§ **TASK BRIEF**:
Render the material as a Markdown table with the columns Row and Line, from its first line through the line containing "952, 833, 976]", and omit blank lines.

--- Begin TASK INPUTS ---

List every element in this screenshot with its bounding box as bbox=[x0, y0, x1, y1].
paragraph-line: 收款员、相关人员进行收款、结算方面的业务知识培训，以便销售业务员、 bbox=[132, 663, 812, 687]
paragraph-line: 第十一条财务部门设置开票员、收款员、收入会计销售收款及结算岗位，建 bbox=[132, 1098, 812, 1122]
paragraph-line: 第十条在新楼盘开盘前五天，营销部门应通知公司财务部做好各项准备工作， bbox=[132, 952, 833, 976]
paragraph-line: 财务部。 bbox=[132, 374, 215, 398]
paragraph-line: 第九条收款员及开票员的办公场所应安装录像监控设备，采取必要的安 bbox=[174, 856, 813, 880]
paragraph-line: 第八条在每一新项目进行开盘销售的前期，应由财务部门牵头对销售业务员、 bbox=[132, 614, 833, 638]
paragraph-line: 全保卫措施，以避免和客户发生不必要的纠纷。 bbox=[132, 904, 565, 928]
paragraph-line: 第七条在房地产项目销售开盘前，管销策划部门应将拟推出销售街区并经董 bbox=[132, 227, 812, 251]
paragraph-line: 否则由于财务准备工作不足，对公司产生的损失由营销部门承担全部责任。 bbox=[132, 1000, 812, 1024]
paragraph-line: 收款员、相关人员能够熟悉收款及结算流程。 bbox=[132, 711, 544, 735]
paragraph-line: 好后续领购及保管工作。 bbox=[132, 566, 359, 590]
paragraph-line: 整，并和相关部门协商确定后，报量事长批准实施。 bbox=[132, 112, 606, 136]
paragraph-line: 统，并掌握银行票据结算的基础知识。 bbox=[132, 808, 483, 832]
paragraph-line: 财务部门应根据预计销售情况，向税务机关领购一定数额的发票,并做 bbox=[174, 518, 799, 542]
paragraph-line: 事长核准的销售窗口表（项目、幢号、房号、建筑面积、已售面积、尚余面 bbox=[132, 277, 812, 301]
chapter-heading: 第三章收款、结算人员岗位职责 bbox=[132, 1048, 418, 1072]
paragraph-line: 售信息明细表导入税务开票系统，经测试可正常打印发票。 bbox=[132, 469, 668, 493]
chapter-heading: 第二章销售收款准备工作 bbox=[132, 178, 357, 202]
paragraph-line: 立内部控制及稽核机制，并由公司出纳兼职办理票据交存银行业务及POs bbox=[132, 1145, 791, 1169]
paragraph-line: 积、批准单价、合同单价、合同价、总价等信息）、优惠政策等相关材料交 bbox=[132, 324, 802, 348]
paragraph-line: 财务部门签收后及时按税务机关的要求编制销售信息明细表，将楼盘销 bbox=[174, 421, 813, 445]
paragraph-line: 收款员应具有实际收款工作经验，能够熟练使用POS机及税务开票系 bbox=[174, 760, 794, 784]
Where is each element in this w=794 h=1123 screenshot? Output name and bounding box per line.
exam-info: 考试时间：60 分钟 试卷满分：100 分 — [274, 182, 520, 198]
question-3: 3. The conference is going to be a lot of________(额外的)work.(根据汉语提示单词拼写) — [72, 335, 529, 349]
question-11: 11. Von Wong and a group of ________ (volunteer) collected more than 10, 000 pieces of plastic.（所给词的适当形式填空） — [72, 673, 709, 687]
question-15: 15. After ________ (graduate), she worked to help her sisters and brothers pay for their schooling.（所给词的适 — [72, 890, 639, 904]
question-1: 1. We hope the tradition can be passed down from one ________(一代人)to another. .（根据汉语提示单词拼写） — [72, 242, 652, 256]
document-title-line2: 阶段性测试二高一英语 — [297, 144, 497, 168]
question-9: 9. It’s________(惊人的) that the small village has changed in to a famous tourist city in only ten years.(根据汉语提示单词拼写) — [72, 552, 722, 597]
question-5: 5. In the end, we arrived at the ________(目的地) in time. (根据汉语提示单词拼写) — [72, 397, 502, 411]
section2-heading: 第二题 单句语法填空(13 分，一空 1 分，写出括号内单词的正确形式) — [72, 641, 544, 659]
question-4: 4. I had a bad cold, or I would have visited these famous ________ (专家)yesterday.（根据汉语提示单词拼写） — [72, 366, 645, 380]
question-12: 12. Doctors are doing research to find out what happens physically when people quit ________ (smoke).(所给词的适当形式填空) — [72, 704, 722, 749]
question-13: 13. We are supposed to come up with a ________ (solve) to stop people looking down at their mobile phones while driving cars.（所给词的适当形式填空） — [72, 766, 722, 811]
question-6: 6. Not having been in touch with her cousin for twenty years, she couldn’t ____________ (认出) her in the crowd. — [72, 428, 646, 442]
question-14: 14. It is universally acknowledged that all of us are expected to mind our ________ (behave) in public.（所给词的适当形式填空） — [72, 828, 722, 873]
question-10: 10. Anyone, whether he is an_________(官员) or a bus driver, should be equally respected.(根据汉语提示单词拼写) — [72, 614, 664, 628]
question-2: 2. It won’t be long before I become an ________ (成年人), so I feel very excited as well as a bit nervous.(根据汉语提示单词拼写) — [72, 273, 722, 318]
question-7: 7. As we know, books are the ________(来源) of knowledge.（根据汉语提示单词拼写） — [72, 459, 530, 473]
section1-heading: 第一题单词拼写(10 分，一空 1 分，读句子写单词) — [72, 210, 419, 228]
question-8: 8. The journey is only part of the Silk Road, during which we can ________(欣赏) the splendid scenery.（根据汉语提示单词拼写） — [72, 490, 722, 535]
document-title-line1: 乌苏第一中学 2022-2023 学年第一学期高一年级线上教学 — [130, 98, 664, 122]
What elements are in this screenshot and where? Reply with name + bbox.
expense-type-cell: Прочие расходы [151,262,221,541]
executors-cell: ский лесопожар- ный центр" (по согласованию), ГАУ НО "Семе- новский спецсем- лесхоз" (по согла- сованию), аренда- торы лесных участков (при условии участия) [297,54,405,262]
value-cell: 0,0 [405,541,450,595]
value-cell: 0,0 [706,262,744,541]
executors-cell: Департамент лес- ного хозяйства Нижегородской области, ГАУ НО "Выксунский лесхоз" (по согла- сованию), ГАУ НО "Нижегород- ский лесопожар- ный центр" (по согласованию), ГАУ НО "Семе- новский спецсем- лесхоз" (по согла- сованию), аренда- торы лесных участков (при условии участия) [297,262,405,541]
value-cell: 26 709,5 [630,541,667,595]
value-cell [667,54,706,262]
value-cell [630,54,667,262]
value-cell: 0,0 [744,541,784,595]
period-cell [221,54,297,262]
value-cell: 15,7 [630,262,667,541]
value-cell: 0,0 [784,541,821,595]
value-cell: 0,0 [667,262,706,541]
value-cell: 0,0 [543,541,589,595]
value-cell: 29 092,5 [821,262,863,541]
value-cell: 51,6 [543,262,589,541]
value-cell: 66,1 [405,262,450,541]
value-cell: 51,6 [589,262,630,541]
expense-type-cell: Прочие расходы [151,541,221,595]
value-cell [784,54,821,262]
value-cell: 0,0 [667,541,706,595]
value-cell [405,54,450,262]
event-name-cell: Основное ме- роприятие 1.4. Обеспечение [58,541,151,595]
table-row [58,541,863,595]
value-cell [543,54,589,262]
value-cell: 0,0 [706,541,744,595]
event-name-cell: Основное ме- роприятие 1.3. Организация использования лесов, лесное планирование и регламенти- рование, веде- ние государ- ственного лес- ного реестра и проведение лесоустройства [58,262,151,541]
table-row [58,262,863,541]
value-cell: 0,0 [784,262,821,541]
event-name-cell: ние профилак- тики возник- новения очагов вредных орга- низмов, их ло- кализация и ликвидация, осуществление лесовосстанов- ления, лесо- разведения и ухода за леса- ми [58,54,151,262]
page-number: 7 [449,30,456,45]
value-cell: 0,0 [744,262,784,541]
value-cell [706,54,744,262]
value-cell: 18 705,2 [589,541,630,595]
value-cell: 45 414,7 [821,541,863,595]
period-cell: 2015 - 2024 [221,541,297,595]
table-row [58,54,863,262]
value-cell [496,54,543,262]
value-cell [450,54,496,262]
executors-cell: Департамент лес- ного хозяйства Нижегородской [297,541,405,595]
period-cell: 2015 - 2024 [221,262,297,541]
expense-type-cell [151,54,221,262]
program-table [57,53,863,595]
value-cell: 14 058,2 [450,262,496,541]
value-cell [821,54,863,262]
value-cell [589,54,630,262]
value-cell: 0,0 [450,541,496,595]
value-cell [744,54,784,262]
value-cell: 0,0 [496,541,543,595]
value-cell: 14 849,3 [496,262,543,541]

--- End TASK INPUTS ---

§ **SOLUTION TO THIS TASK**:
| Row | Line |
|---|---|
| 1 | List every element in this screenshot with its bounding box as bbox=[x0, y0, x1, y1]. |
| 2 | paragraph-line: 收款员、相关人员进行收款、结算方面的业务知识培训，以便销售业务员、 bbox=[132, 663, 812, 687] |
| 3 | paragraph-line: 第十一条财务部门设置开票员、收款员、收入会计销售收款及结算岗位，建 bbox=[132, 1098, 812, 1122] |
| 4 | paragraph-line: 第十条在新楼盘开盘前五天，营销部门应通知公司财务部做好各项准备工作， bbox=[132, 952, 833, 976] |